____ Record extracts

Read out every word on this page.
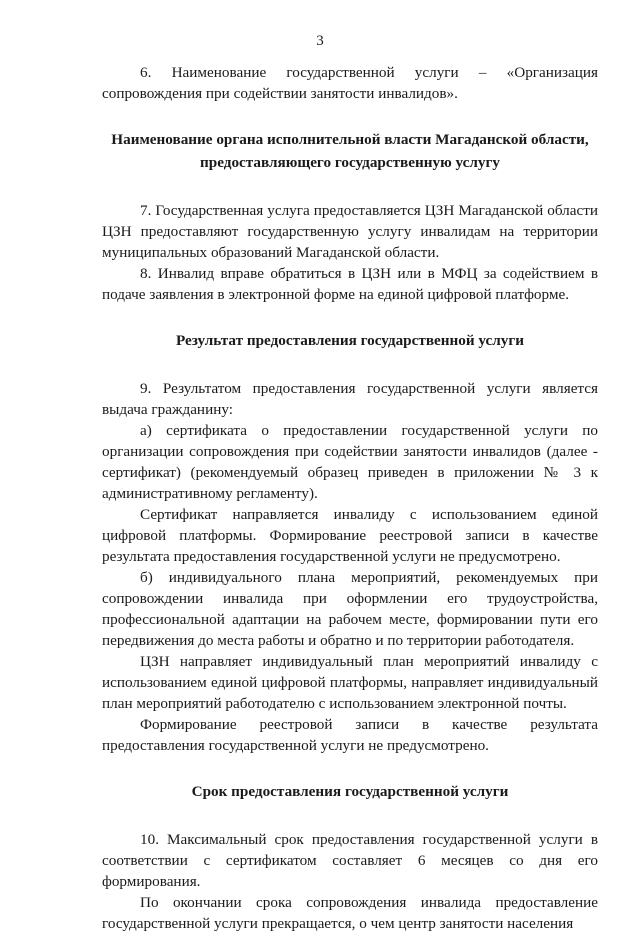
3

6. Наименование государственной услуги – «Организация сопровождения при содействии занятости инвалидов».

Наименование органа исполнительной власти Магаданской области, предоставляющего государственную услугу

7. Государственная услуга предоставляется ЦЗН Магаданской области ЦЗН предоставляют государственную услугу инвалидам на территории муниципальных образований Магаданской области.

8. Инвалид вправе обратиться в ЦЗН или в МФЦ за содействием в подаче заявления в электронной форме на единой цифровой платформе.

Результат предоставления государственной услуги

9. Результатом предоставления государственной услуги является выдача гражданину:

а) сертификата о предоставлении государственной услуги по организации сопровождения при содействии занятости инвалидов (далее - сертификат) (рекомендуемый образец приведен в приложении № 3 к административному регламенту).

Сертификат направляется инвалиду с использованием единой цифровой платформы. Формирование реестровой записи в качестве результата предоставления государственной услуги не предусмотрено.

б) индивидуального плана мероприятий, рекомендуемых при сопровождении инвалида при оформлении его трудоустройства, профессиональной адаптации на рабочем месте, формировании пути его передвижения до места работы и обратно и по территории работодателя.

ЦЗН направляет индивидуальный план мероприятий инвалиду с использованием единой цифровой платформы, направляет индивидуальный план мероприятий работодателю с использованием электронной почты.

Формирование реестровой записи в качестве результата предоставления государственной услуги не предусмотрено.

Срок предоставления государственной услуги

10. Максимальный срок предоставления государственной услуги в соответствии с сертификатом составляет 6 месяцев со дня его формирования.

По окончании срока сопровождения инвалида предоставление государственной услуги прекращается, о чем центр занятости населения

________

What you are asked to do: Transcribe the complete set of entries verbatim. No pictures belong in the copy.

Solution:
Read out every word on this page.
3

6. Наименование государственной услуги – «Организация сопровождения при содействии занятости инвалидов».

Наименование органа исполнительной власти Магаданской области, предоставляющего государственную услугу

7. Государственная услуга предоставляется ЦЗН Магаданской области ЦЗН предоставляют государственную услугу инвалидам на территории муниципальных образований Магаданской области.

8. Инвалид вправе обратиться в ЦЗН или в МФЦ за содействием в подаче заявления в электронной форме на единой цифровой платформе.

Результат предоставления государственной услуги

9. Результатом предоставления государственной услуги является выдача гражданину:

а) сертификата о предоставлении государственной услуги по организации сопровождения при содействии занятости инвалидов (далее - сертификат) (рекомендуемый образец приведен в приложении № 3 к административному регламенту).

Сертификат направляется инвалиду с использованием единой цифровой платформы. Формирование реестровой записи в качестве результата предоставления государственной услуги не предусмотрено.

б) индивидуального плана мероприятий, рекомендуемых при сопровождении инвалида при оформлении его трудоустройства, профессиональной адаптации на рабочем месте, формировании пути его передвижения до места работы и обратно и по территории работодателя.

ЦЗН направляет индивидуальный план мероприятий инвалиду с использованием единой цифровой платформы, направляет индивидуальный план мероприятий работодателю с использованием электронной почты.

Формирование реестровой записи в качестве результата предоставления государственной услуги не предусмотрено.

Срок предоставления государственной услуги

10. Максимальный срок предоставления государственной услуги в соответствии с сертификатом составляет 6 месяцев со дня его формирования.

По окончании срока сопровождения инвалида предоставление государственной услуги прекращается, о чем центр занятости населения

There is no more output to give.